-- Work to be completed --
Locate and copy all lines bearing the word "marker".

++++++

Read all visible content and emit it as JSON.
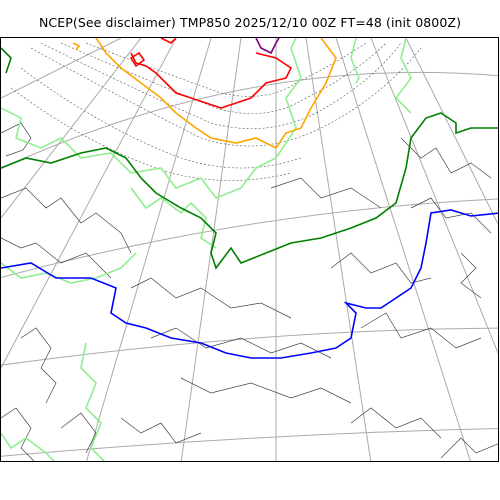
{
  "title": "NCEP(See disclaimer) TMP850 2025/12/10 00Z FT=48 (init 0800Z)",
  "map": {
    "projection": "polar-stereographic",
    "graticule": "grey meridians and parallels",
    "colors": {
      "graticule": "#aaaaaa",
      "coastline": "#444444",
      "thin_isotherm": "#555555",
      "contour_light_green": "#90ee90",
      "contour_green": "#008000",
      "contour_blue": "#0000ff",
      "contour_orange": "#ffa500",
      "contour_red": "#ff0000",
      "contour_purple": "#800080"
    },
    "highlighted_contours": [
      "orange",
      "red",
      "purple",
      "light-green",
      "green",
      "blue"
    ]
  }
}
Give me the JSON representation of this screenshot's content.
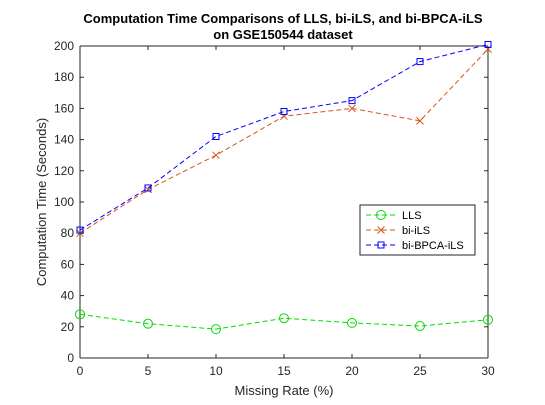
{
  "chart_data": {
    "type": "line",
    "title": "Computation Time Comparisons of LLS, bi-iLS, and bi-BPCA-iLS",
    "subtitle": "on GSE150544 dataset",
    "xlabel": "Missing Rate (%)",
    "ylabel": "Computation Time (Seconds)",
    "x": [
      0,
      5,
      10,
      15,
      20,
      25,
      30
    ],
    "xlim": [
      0,
      30
    ],
    "ylim": [
      0,
      200
    ],
    "xticks": [
      0,
      5,
      10,
      15,
      20,
      25,
      30
    ],
    "yticks": [
      0,
      20,
      40,
      60,
      80,
      100,
      120,
      140,
      160,
      180,
      200
    ],
    "grid": false,
    "legend_position": "right",
    "series": [
      {
        "name": "LLS",
        "values": [
          28,
          22,
          18.5,
          25.5,
          22.5,
          20.5,
          24.5
        ],
        "color": "#00dd00",
        "marker": "circle",
        "line_style": "dashed"
      },
      {
        "name": "bi-iLS",
        "values": [
          80,
          108,
          130,
          155,
          160,
          152,
          198
        ],
        "color": "#d95319",
        "marker": "x",
        "line_style": "dashed"
      },
      {
        "name": "bi-BPCA-iLS",
        "values": [
          82,
          109,
          142,
          158,
          165,
          190,
          201
        ],
        "color": "#0000ff",
        "marker": "square",
        "line_style": "dashed"
      }
    ]
  }
}
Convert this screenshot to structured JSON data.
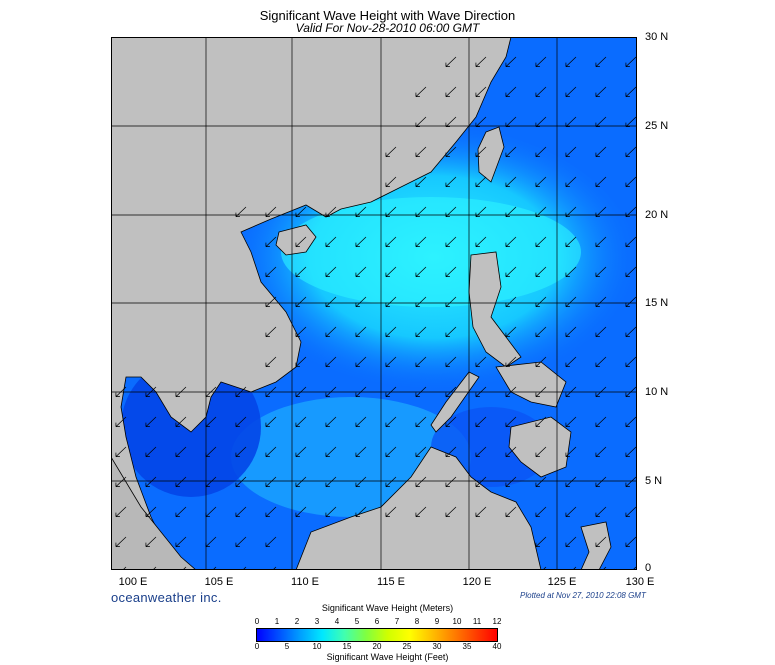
{
  "title": "Significant Wave Height with Wave Direction",
  "subtitle": "Valid For Nov-28-2010 06:00 GMT",
  "lat_labels": [
    "30 N",
    "25 N",
    "20 N",
    "15 N",
    "10 N",
    "5 N",
    "0"
  ],
  "lon_labels": [
    "100 E",
    "105 E",
    "110 E",
    "115 E",
    "120 E",
    "125 E",
    "130 E"
  ],
  "brand": "oceanweather inc.",
  "plotted": "Plotted at Nov 27, 2010 22:08 GMT",
  "colorbar": {
    "title_meters": "Significant Wave Height (Meters)",
    "title_feet": "Significant Wave Height (Feet)",
    "meters_ticks": [
      "0",
      "1",
      "2",
      "3",
      "4",
      "5",
      "6",
      "7",
      "8",
      "9",
      "10",
      "11",
      "12"
    ],
    "feet_ticks": [
      "0",
      "5",
      "10",
      "15",
      "20",
      "25",
      "30",
      "35",
      "40"
    ],
    "colors": [
      "#0000ff",
      "#0050ff",
      "#00a0ff",
      "#00e8ff",
      "#40ffb0",
      "#80ff40",
      "#d0ff00",
      "#ffff00",
      "#ffc000",
      "#ff8000",
      "#ff4000",
      "#ff0000"
    ]
  },
  "map": {
    "lon_range": [
      99,
      130
    ],
    "lat_range": [
      0,
      30
    ],
    "land_color": "#c0c0c0",
    "ocean_base_color": "#0a6cff",
    "wave_direction": "north-easterly (arrows point toward south-west)"
  }
}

++++++

-- Answer for the task --
        "marker": "circle",
        "marker": "x",
        "marker": "square",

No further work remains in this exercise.